EXERCISE REQUIREMENTS: Copy every line with the string "CaCO₃" in it.

•••••

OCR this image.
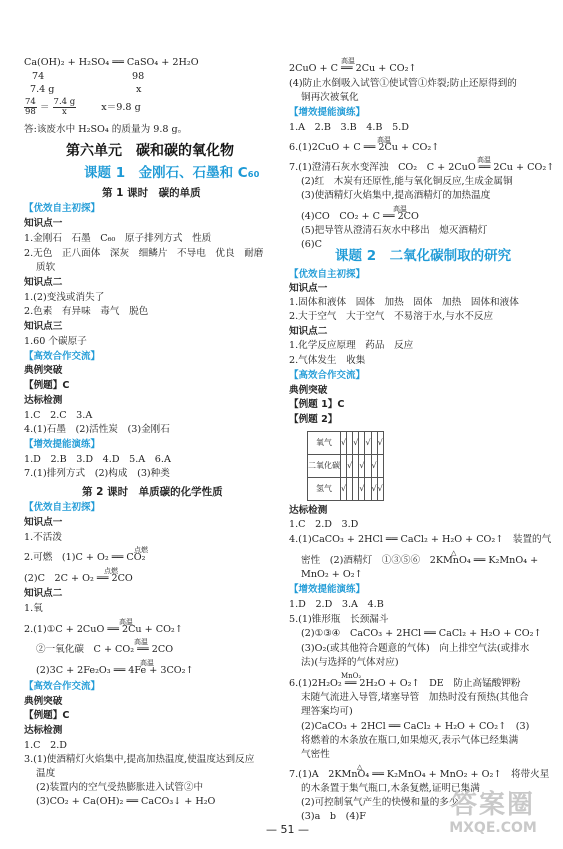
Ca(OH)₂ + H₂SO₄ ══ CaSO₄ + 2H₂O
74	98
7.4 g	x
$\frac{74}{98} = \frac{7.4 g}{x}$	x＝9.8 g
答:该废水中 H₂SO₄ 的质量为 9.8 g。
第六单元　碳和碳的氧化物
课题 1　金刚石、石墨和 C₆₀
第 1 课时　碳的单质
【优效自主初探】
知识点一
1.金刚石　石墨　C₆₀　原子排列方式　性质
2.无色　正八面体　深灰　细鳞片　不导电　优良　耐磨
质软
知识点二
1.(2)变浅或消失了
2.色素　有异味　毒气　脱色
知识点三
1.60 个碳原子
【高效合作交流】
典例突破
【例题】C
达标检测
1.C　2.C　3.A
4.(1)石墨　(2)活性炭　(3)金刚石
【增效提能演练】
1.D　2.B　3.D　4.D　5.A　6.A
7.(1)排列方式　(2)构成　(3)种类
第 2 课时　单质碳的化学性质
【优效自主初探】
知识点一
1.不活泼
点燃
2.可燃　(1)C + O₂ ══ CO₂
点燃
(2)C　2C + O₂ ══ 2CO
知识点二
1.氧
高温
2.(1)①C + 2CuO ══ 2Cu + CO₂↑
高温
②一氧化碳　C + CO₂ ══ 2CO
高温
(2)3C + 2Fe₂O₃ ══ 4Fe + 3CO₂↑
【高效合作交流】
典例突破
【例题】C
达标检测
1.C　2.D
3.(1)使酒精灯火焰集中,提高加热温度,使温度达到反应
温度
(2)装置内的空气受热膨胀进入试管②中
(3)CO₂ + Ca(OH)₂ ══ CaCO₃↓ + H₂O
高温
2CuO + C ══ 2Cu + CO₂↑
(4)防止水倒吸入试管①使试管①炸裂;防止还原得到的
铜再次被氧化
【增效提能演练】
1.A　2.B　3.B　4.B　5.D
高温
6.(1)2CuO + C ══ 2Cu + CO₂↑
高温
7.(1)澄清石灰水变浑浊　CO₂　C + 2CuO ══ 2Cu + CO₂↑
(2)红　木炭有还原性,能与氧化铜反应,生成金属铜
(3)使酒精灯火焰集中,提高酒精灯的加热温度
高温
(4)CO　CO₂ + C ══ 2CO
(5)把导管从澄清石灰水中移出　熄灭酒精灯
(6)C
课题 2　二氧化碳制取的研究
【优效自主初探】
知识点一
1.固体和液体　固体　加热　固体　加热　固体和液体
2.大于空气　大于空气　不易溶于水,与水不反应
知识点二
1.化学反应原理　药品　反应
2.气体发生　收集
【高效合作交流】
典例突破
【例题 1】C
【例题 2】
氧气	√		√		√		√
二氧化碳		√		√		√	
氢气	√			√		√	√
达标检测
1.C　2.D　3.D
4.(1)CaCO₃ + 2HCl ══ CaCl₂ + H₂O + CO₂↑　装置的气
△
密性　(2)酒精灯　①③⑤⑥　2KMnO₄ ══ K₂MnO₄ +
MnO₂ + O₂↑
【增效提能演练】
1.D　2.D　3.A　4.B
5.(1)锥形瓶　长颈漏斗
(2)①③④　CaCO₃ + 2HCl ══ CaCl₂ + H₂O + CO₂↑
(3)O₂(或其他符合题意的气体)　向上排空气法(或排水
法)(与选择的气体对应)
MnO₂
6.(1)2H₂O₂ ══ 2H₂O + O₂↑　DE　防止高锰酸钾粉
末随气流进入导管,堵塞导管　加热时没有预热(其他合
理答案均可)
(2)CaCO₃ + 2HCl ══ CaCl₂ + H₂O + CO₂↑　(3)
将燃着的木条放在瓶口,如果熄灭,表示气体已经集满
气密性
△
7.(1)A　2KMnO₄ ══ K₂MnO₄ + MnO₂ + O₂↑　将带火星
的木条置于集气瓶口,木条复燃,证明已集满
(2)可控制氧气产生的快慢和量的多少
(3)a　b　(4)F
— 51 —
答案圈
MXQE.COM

•••••

FINISHED ANSWER:
(3)CO₂ + Ca(OH)₂ ══ CaCO₃↓ + H₂O
4.(1)CaCO₃ + 2HCl ══ CaCl₂ + H₂O + CO₂↑　装置的气
(2)①③④　CaCO₃ + 2HCl ══ CaCl₂ + H₂O + CO₂↑
(2)CaCO₃ + 2HCl ══ CaCl₂ + H₂O + CO₂↑　(3)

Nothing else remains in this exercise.